## What you have to do:
Write out each line from the data below that includes the word "page".

## Begin

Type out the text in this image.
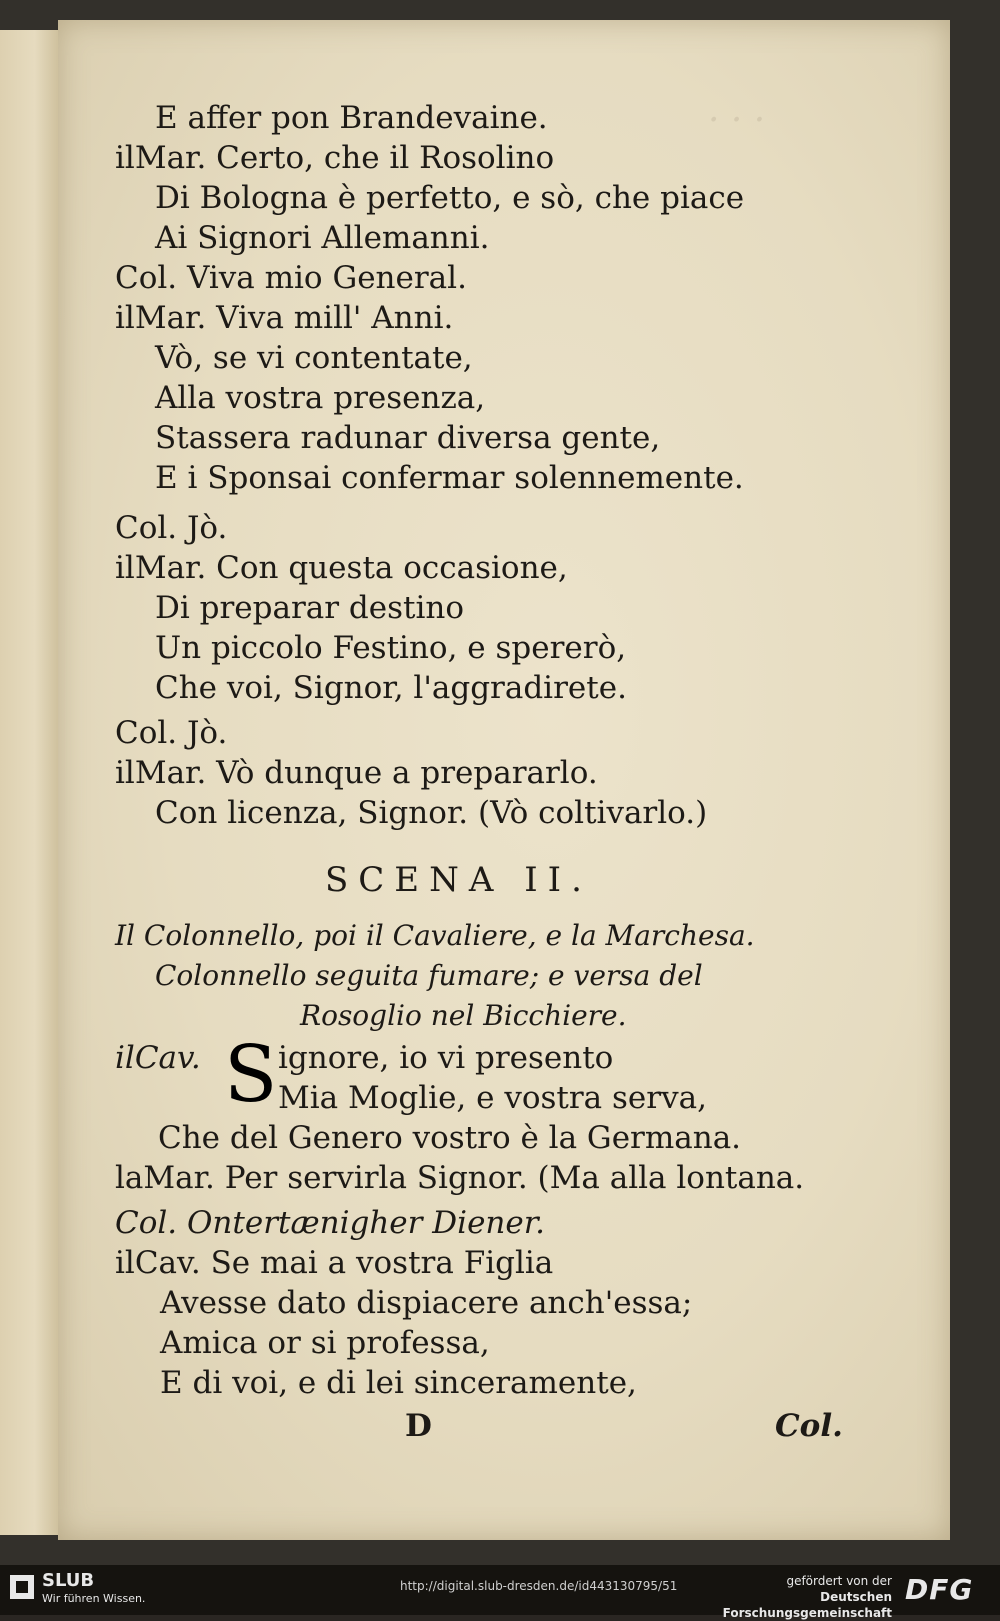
· · ·
E affer pon Brandevaine.
ilMar. Certo, che il Rosolino
Di Bologna è perfetto, e sò, che piace
Ai Signori Allemanni.
Col. Viva mio General.
ilMar. Viva mill' Anni.
Vò, se vi contentate,
Alla vostra presenza,
Stassera radunar diversa gente,
E i Sponsai confermar solennemente.
Col. Jò.
ilMar. Con questa occasione,
Di preparar destino
Un piccolo Festino, e spererò,
Che voi, Signor, l'aggradirete.
Col. Jò.
ilMar. Vò dunque a prepararlo.
Con licenza, Signor. (Vò coltivarlo.)
SCENA II.
Il Colonnello, poi il Cavaliere, e la Marchesa.
Colonnello seguita fumare; e versa del
Rosoglio nel Bicchiere.
ilCav. S ignore, io vi presento
Mia Moglie, e vostra serva,
Che del Genero vostro è la Germana.
laMar. Per servirla Signor. (Ma alla lontana.
Col. Ontertænigher Diener.
ilCav. Se mai a vostra Figlia
Avesse dato dispiacere anch'essa;
Amica or si professa,
E di voi, e di lei sinceramente,
D	Col.
SLUB
Wir führen Wissen.
http://digital.slub-dresden.de/id443130795/51	gefördert von der
Deutschen Forschungsgemeinschaft
DFG
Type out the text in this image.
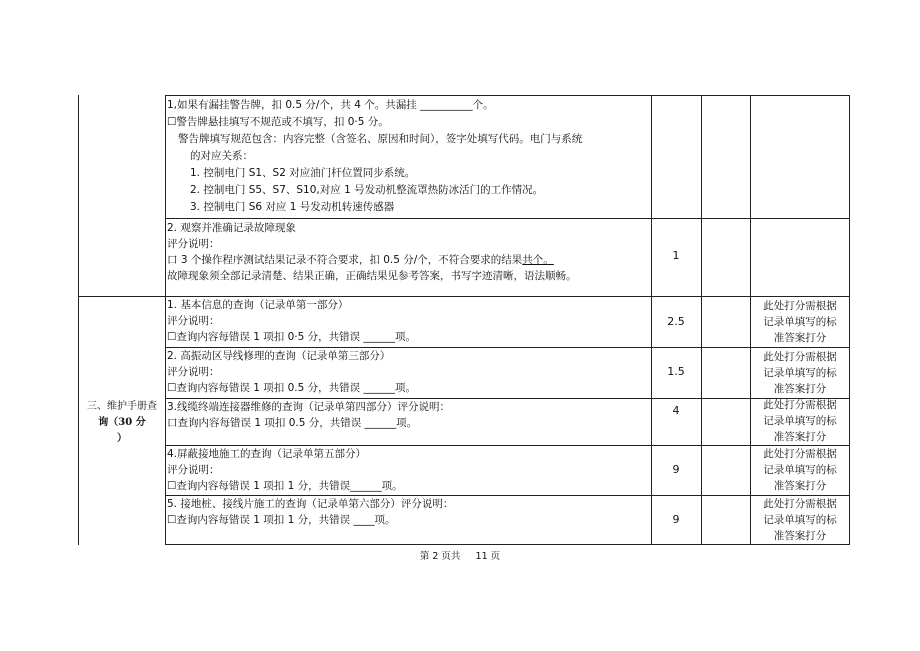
1,如果有漏挂警告牌，扣 0.5 分/个，共 4 个。共漏挂 __________个。
☐警告牌悬挂填写不规范或不填写，扣 0·5 分。
警告牌填写规范包含：内容完整（含签名、原因和时间），签字处填写代码。电门与系统
的对应关系：
1. 控制电门 S1、S2 对应油门杆位置同步系统。
2. 控制电门 S5、S7、S10,对应 1 号发动机整流罩热防冰活门的工作情况。
3. 控制电门 S6 对应 1 号发动机转速传感器
2. 观察并准确记录故障现象
评分说明：
口 3 个操作程序测试结果记录不符合要求，扣 0.5 分/个，不符合要求的结果共个。
故障现象须全部记录清楚、结果正确，正确结果见参考答案，书写字迹清晰，语法顺畅。
1
三、维护手册查
询（30 分
）
1. 基本信息的查询（记录单第一部分）
评分说明：
☐查询内容每错误 1 项扣 0·5 分，共错误 ______项。
2.5
此处打分需根据
记录单填写的标
准答案打分
2. 高振动区导线修理的查询（记录单第三部分）
评分说明：
☐查询内容每错误 1 项扣 0.5 分，共错误 ______项。
1.5
此处打分需根据
记录单填写的标
准答案打分
3.线缆终端连接器维修的查询（记录单第四部分）评分说明：
口查询内容每错误 1 项扣 0.5 分，共错误 ______项。
4	此处打分需根据
记录单填写的标
准答案打分
4.屏蔽接地施工的查询（记录单第五部分）
评分说明：
☐查询内容每错误 1 项扣 1 分，共错误______项。
9
此处打分需根据
记录单填写的标
准答案打分
5. 接地桩、接线片施工的查询（记录单第六部分）评分说明：
☐查询内容每错误 1 项扣 1 分，共错误 ____项。	9
此处打分需根据
记录单填写的标
准答案打分
第 2 页共     11 页
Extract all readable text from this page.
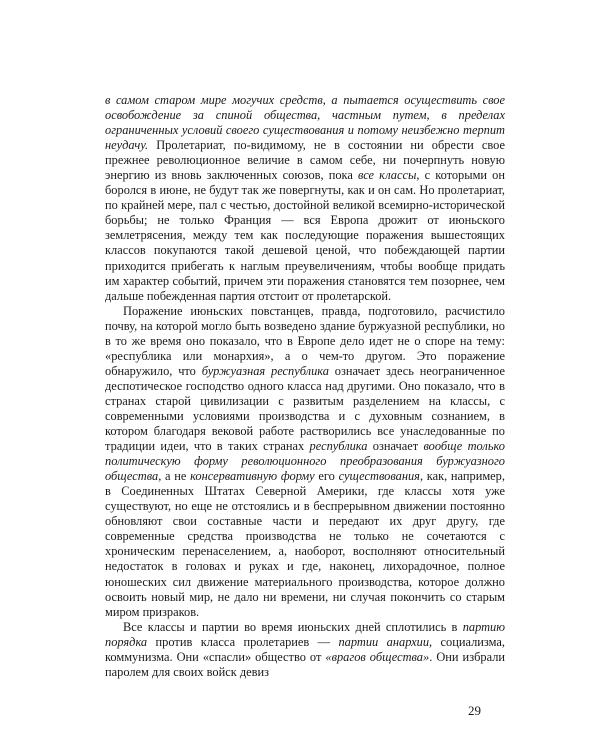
в самом старом мире могучих средств, а пытается осуществить свое освобождение за спиной общества, частным путем, в пределах ограниченных условий своего существования и потому неизбежно терпит неудачу. Пролетариат, по-видимому, не в состоянии ни обрести свое прежнее революционное величие в самом себе, ни почерпнуть новую энергию из вновь заключенных союзов, пока все классы, с которыми он боролся в июне, не будут так же повергнуты, как и он сам. Но пролетариат, по крайней мере, пал с честью, достойной великой всемирно-исторической борьбы; не только Франция — вся Европа дрожит от июньского землетрясения, между тем как последующие поражения вышестоящих классов покупаются такой дешевой ценой, что побеждающей партии приходится прибегать к наглым преувеличениям, чтобы вообще придать им характер событий, причем эти поражения становятся тем позорнее, чем дальше побежденная партия отстоит от пролетарской.

Поражение июньских повстанцев, правда, подготовило, расчистило почву, на которой могло быть возведено здание буржуазной республики, но в то же время оно показало, что в Европе дело идет не о споре на тему: «республика или монархия», а о чем-то другом. Это поражение обнаружило, что буржуазная республика означает здесь неограниченное деспотическое господство одного класса над другими. Оно показало, что в странах старой цивилизации с развитым разделением на классы, с современными условиями производства и с духовным сознанием, в котором благодаря вековой работе растворились все унаследованные по традиции идеи, что в таких странах республика означает вообще только политическую форму революционного преобразования буржуазного общества, а не консервативную форму его существования, как, например, в Соединенных Штатах Северной Америки, где классы хотя уже существуют, но еще не отстоялись и в беспрерывном движении постоянно обновляют свои составные части и передают их друг другу, где современные средства производства не только не сочетаются с хроническим перенаселением, а, наоборот, восполняют относительный недостаток в головах и руках и где, наконец, лихорадочное, полное юношеских сил движение материального производства, которое должно освоить новый мир, не дало ни времени, ни случая покончить со старым миром призраков.

Все классы и партии во время июньских дней сплотились в партию порядка против класса пролетариев — партии анархии, социализма, коммунизма. Они «спасли» общество от «врагов общества». Они избрали паролем для своих войск девиз

29
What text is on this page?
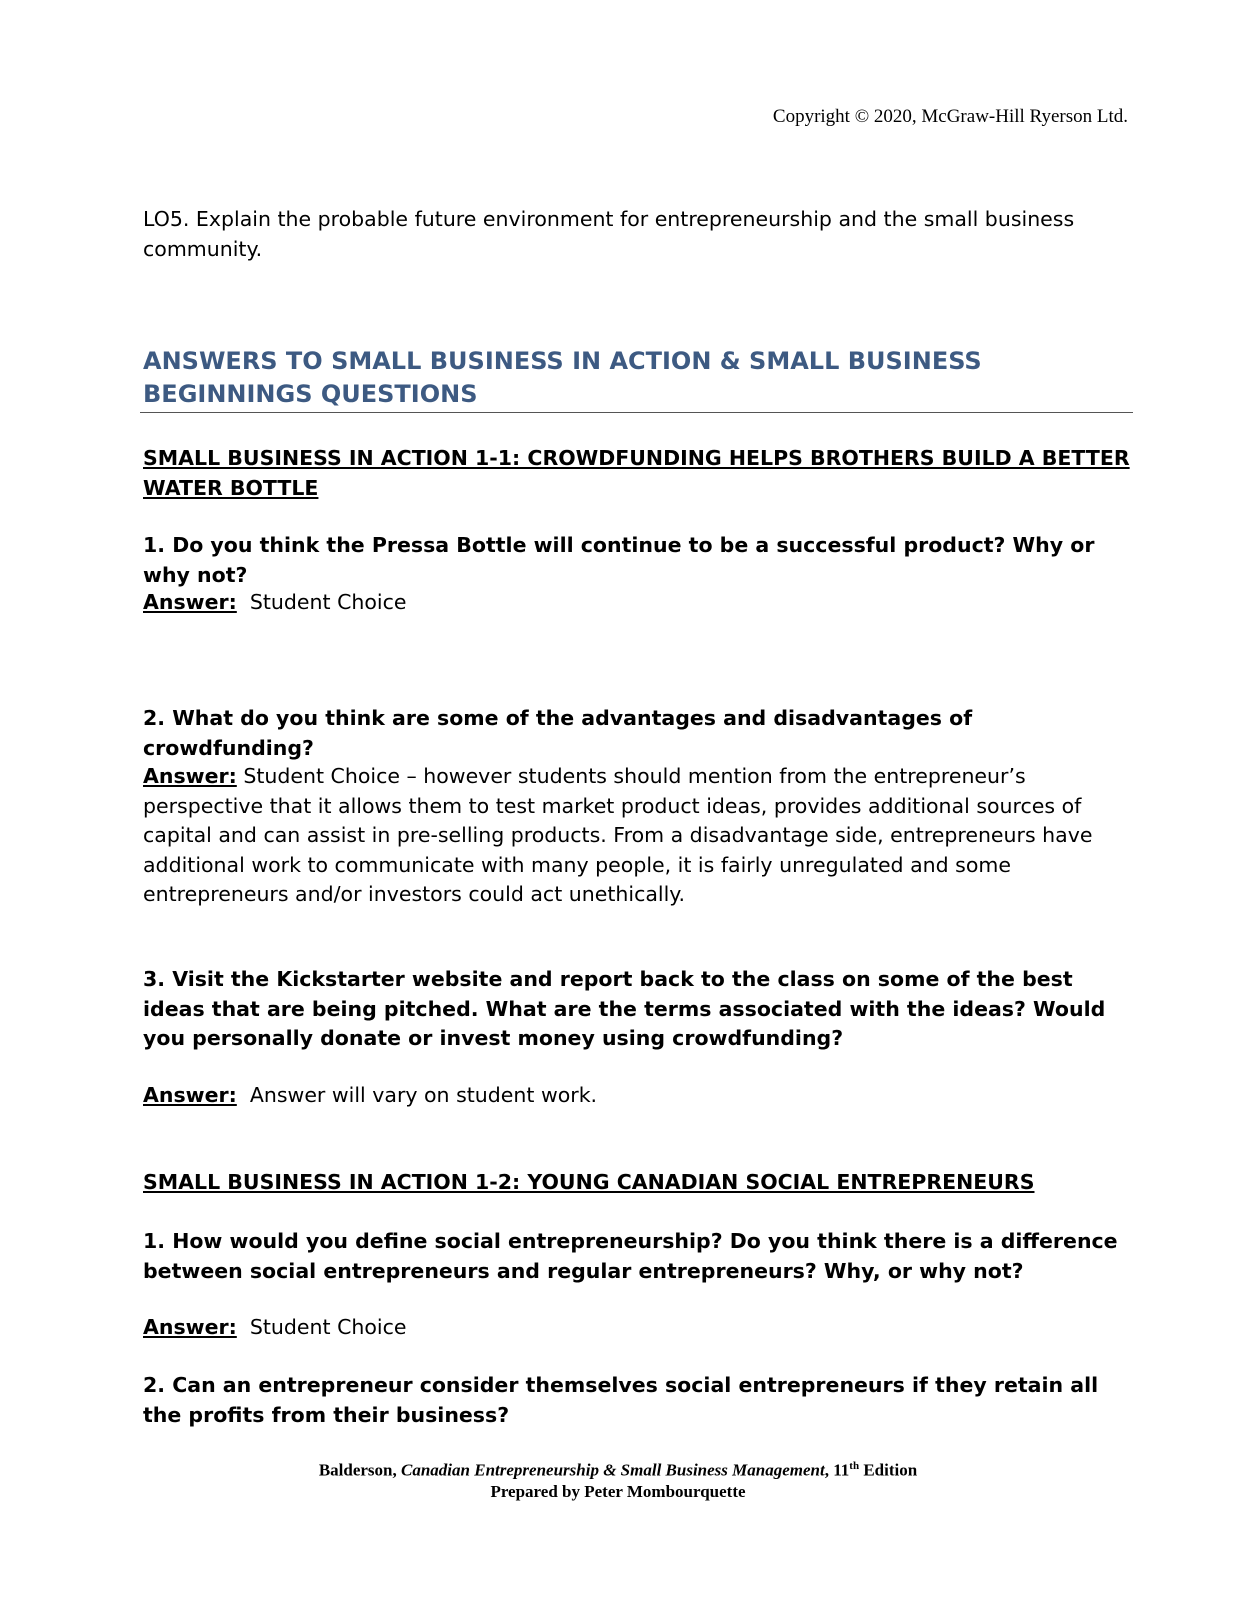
Copyright © 2020, McGraw-Hill Ryerson Ltd.
LO5. Explain the probable future environment for entrepreneurship and the small business community.
ANSWERS TO SMALL BUSINESS IN ACTION & SMALL BUSINESS BEGINNINGS QUESTIONS
SMALL BUSINESS IN ACTION 1-1: CROWDFUNDING HELPS BROTHERS BUILD A BETTER WATER BOTTLE
1. Do you think the Pressa Bottle will continue to be a successful product? Why or why not?
Answer: Student Choice
2. What do you think are some of the advantages and disadvantages of crowdfunding?
Answer: Student Choice – however students should mention from the entrepreneur’s perspective that it allows them to test market product ideas, provides additional sources of capital and can assist in pre-selling products. From a disadvantage side, entrepreneurs have additional work to communicate with many people, it is fairly unregulated and some entrepreneurs and/or investors could act unethically.
3. Visit the Kickstarter website and report back to the class on some of the best ideas that are being pitched. What are the terms associated with the ideas? Would you personally donate or invest money using crowdfunding?
Answer: Answer will vary on student work.
SMALL BUSINESS IN ACTION 1-2: YOUNG CANADIAN SOCIAL ENTREPRENEURS
1. How would you define social entrepreneurship? Do you think there is a difference between social entrepreneurs and regular entrepreneurs? Why, or why not?
Answer: Student Choice
2. Can an entrepreneur consider themselves social entrepreneurs if they retain all the profits from their business?
Balderson, Canadian Entrepreneurship & Small Business Management, 11th Edition
Prepared by Peter Mombourquette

## End

## Exercise response:
Extract all readable text from this page.
What text is on this page?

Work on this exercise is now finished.